Task statement: Work out how many lines in the listing below include the word "unsere"; answer with the number alone.

Material shown:
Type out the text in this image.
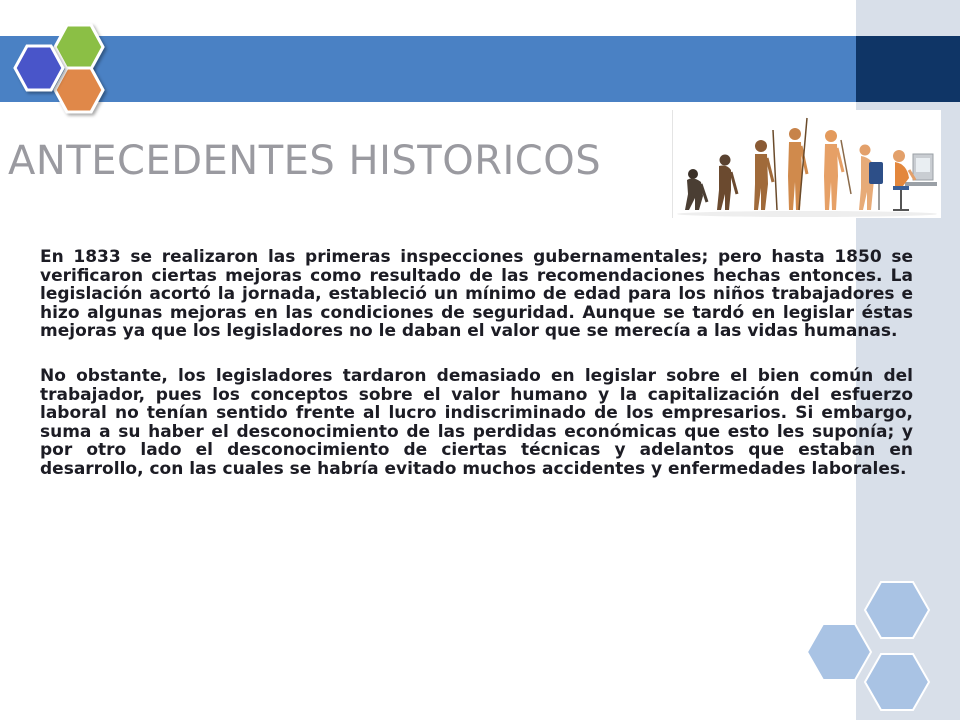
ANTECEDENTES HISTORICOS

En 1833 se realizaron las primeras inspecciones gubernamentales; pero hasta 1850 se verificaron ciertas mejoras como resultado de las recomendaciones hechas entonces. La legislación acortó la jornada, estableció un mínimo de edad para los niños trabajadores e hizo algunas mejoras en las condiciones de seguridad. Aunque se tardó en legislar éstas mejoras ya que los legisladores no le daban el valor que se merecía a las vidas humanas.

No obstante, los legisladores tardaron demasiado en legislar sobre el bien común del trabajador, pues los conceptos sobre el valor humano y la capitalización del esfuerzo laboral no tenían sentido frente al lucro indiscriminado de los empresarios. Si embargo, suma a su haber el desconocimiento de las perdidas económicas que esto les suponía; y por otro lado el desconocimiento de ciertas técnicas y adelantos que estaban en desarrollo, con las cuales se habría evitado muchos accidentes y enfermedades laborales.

--

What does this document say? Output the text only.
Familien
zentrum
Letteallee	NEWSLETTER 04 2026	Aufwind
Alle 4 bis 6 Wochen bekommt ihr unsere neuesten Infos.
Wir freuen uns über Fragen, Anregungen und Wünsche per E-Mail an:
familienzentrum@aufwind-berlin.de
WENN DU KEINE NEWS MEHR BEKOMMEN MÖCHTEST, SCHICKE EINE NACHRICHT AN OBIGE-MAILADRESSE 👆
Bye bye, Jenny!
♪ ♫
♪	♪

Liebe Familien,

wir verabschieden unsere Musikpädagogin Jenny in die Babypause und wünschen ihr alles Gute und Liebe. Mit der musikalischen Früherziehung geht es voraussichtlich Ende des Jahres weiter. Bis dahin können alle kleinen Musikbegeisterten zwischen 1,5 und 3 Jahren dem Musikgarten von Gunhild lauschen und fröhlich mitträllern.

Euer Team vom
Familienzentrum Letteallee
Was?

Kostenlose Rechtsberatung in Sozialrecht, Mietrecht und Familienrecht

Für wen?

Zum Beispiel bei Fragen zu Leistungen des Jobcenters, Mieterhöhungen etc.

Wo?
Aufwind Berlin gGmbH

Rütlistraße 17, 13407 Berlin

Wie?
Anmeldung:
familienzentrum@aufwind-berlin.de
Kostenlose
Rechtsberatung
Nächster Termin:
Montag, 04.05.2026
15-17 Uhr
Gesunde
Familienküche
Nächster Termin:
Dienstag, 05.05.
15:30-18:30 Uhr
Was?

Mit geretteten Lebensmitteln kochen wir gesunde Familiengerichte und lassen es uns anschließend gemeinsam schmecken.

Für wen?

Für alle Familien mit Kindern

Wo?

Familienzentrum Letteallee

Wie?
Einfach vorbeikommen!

Right answer: 2